=== EXTRACTED ENTRIES ===

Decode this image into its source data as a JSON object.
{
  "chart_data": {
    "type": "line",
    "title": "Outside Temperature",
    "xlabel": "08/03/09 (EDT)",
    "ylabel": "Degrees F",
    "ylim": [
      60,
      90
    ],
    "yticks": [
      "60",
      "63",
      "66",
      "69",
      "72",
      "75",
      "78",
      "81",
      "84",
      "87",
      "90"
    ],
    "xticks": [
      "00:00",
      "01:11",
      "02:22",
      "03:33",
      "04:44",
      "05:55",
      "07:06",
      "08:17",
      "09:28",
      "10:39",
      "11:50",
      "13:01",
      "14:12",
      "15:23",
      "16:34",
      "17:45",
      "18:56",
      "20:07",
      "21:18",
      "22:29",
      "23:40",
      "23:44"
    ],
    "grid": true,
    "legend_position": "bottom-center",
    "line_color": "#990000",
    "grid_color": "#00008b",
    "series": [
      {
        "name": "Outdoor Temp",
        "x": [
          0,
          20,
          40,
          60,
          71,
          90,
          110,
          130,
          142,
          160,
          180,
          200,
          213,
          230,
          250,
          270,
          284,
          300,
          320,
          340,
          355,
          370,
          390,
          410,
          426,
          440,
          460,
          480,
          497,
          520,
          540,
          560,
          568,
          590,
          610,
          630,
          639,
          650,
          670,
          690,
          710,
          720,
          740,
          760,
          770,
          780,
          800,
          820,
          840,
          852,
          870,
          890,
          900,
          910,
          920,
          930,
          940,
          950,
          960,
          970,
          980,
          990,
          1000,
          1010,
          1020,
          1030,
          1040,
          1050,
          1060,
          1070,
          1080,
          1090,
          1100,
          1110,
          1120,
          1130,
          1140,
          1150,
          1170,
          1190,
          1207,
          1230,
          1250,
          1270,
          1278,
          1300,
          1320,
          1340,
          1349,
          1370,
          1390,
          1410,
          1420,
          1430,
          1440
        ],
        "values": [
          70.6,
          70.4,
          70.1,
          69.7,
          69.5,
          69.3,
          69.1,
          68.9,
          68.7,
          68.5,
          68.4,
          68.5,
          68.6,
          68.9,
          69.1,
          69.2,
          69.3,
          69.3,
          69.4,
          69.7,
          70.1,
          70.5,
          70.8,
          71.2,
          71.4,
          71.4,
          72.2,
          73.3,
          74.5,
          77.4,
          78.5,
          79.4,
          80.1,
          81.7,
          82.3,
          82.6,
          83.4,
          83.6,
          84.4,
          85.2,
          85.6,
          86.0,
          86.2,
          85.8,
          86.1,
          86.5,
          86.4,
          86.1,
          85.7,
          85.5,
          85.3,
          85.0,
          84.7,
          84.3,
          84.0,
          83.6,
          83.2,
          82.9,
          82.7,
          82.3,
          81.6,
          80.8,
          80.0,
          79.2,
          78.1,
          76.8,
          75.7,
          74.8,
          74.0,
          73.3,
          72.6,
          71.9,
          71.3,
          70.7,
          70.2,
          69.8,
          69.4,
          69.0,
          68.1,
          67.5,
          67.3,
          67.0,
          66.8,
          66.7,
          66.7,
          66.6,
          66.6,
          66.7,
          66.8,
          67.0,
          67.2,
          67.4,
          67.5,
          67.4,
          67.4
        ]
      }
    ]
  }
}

===

TASK GOAL:
Transcribe the full listing above without leaving anything out.

SOLUTION:
Decode this image into its source data as a JSON object.
{
  "chart_data": {
    "type": "line",
    "title": "Outside Temperature",
    "xlabel": "08/03/09 (EDT)",
    "ylabel": "Degrees F",
    "ylim": [
      60,
      90
    ],
    "yticks": [
      "60",
      "63",
      "66",
      "69",
      "72",
      "75",
      "78",
      "81",
      "84",
      "87",
      "90"
    ],
    "xticks": [
      "00:00",
      "01:11",
      "02:22",
      "03:33",
      "04:44",
      "05:55",
      "07:06",
      "08:17",
      "09:28",
      "10:39",
      "11:50",
      "13:01",
      "14:12",
      "15:23",
      "16:34",
      "17:45",
      "18:56",
      "20:07",
      "21:18",
      "22:29",
      "23:40",
      "23:44"
    ],
    "grid": true,
    "legend_position": "bottom-center",
    "line_color": "#990000",
    "grid_color": "#00008b",
    "series": [
      {
        "name": "Outdoor Temp",
        "x": [
          0,
          20,
          40,
          60,
          71,
          90,
          110,
          130,
          142,
          160,
          180,
          200,
          213,
          230,
          250,
          270,
          284,
          300,
          320,
          340,
          355,
          370,
          390,
          410,
          426,
          440,
          460,
          480,
          497,
          520,
          540,
          560,
          568,
          590,
          610,
          630,
          639,
          650,
          670,
          690,
          710,
          720,
          740,
          760,
          770,
          780,
          800,
          820,
          840,
          852,
          870,
          890,
          900,
          910,
          920,
          930,
          940,
          950,
          960,
          970,
          980,
          990,
          1000,
          1010,
          1020,
          1030,
          1040,
          1050,
          1060,
          1070,
          1080,
          1090,
          1100,
          1110,
          1120,
          1130,
          1140,
          1150,
          1170,
          1190,
          1207,
          1230,
          1250,
          1270,
          1278,
          1300,
          1320,
          1340,
          1349,
          1370,
          1390,
          1410,
          1420,
          1430,
          1440
        ],
        "values": [
          70.6,
          70.4,
          70.1,
          69.7,
          69.5,
          69.3,
          69.1,
          68.9,
          68.7,
          68.5,
          68.4,
          68.5,
          68.6,
          68.9,
          69.1,
          69.2,
          69.3,
          69.3,
          69.4,
          69.7,
          70.1,
          70.5,
          70.8,
          71.2,
          71.4,
          71.4,
          72.2,
          73.3,
          74.5,
          77.4,
          78.5,
          79.4,
          80.1,
          81.7,
          82.3,
          82.6,
          83.4,
          83.6,
          84.4,
          85.2,
          85.6,
          86.0,
          86.2,
          85.8,
          86.1,
          86.5,
          86.4,
          86.1,
          85.7,
          85.5,
          85.3,
          85.0,
          84.7,
          84.3,
          84.0,
          83.6,
          83.2,
          82.9,
          82.7,
          82.3,
          81.6,
          80.8,
          80.0,
          79.2,
          78.1,
          76.8,
          75.7,
          74.8,
          74.0,
          73.3,
          72.6,
          71.9,
          71.3,
          70.7,
          70.2,
          69.8,
          69.4,
          69.0,
          68.1,
          67.5,
          67.3,
          67.0,
          66.8,
          66.7,
          66.7,
          66.6,
          66.6,
          66.7,
          66.8,
          67.0,
          67.2,
          67.4,
          67.5,
          67.4,
          67.4
        ]
      }
    ]
  }
}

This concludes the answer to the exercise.